**Supplied material**.
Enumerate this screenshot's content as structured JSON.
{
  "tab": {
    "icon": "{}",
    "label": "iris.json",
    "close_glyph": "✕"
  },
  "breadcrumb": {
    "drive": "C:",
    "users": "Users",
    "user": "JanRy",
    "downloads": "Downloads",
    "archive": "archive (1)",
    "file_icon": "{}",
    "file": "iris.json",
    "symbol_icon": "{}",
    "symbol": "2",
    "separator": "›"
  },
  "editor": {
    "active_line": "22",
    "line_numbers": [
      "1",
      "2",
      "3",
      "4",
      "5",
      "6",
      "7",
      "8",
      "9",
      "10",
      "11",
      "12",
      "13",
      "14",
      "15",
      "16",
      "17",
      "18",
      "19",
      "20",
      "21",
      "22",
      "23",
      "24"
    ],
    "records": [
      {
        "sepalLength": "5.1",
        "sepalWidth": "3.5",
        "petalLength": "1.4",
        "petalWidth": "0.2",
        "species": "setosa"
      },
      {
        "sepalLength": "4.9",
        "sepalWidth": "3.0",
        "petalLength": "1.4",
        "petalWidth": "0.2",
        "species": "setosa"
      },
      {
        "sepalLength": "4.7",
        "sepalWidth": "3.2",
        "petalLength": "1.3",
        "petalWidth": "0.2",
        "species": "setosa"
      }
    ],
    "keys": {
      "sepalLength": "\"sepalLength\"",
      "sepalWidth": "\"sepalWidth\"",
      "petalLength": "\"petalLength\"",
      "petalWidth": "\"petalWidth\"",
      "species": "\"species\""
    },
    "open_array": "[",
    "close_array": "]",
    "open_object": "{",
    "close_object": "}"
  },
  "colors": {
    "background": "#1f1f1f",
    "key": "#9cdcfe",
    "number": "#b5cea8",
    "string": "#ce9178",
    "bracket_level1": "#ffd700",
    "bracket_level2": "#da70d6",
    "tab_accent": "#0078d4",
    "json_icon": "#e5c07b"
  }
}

**Brief**. Go through the listing and copy all of it exactly.

**Response**.
Enumerate this screenshot's content as structured JSON.
{
  "tab": {
    "icon": "{}",
    "label": "iris.json",
    "close_glyph": "✕"
  },
  "breadcrumb": {
    "drive": "C:",
    "users": "Users",
    "user": "JanRy",
    "downloads": "Downloads",
    "archive": "archive (1)",
    "file_icon": "{}",
    "file": "iris.json",
    "symbol_icon": "{}",
    "symbol": "2",
    "separator": "›"
  },
  "editor": {
    "active_line": "22",
    "line_numbers": [
      "1",
      "2",
      "3",
      "4",
      "5",
      "6",
      "7",
      "8",
      "9",
      "10",
      "11",
      "12",
      "13",
      "14",
      "15",
      "16",
      "17",
      "18",
      "19",
      "20",
      "21",
      "22",
      "23",
      "24"
    ],
    "records": [
      {
        "sepalLength": "5.1",
        "sepalWidth": "3.5",
        "petalLength": "1.4",
        "petalWidth": "0.2",
        "species": "setosa"
      },
      {
        "sepalLength": "4.9",
        "sepalWidth": "3.0",
        "petalLength": "1.4",
        "petalWidth": "0.2",
        "species": "setosa"
      },
      {
        "sepalLength": "4.7",
        "sepalWidth": "3.2",
        "petalLength": "1.3",
        "petalWidth": "0.2",
        "species": "setosa"
      }
    ],
    "keys": {
      "sepalLength": "\"sepalLength\"",
      "sepalWidth": "\"sepalWidth\"",
      "petalLength": "\"petalLength\"",
      "petalWidth": "\"petalWidth\"",
      "species": "\"species\""
    },
    "open_array": "[",
    "close_array": "]",
    "open_object": "{",
    "close_object": "}"
  },
  "colors": {
    "background": "#1f1f1f",
    "key": "#9cdcfe",
    "number": "#b5cea8",
    "string": "#ce9178",
    "bracket_level1": "#ffd700",
    "bracket_level2": "#da70d6",
    "tab_accent": "#0078d4",
    "json_icon": "#e5c07b"
  }
}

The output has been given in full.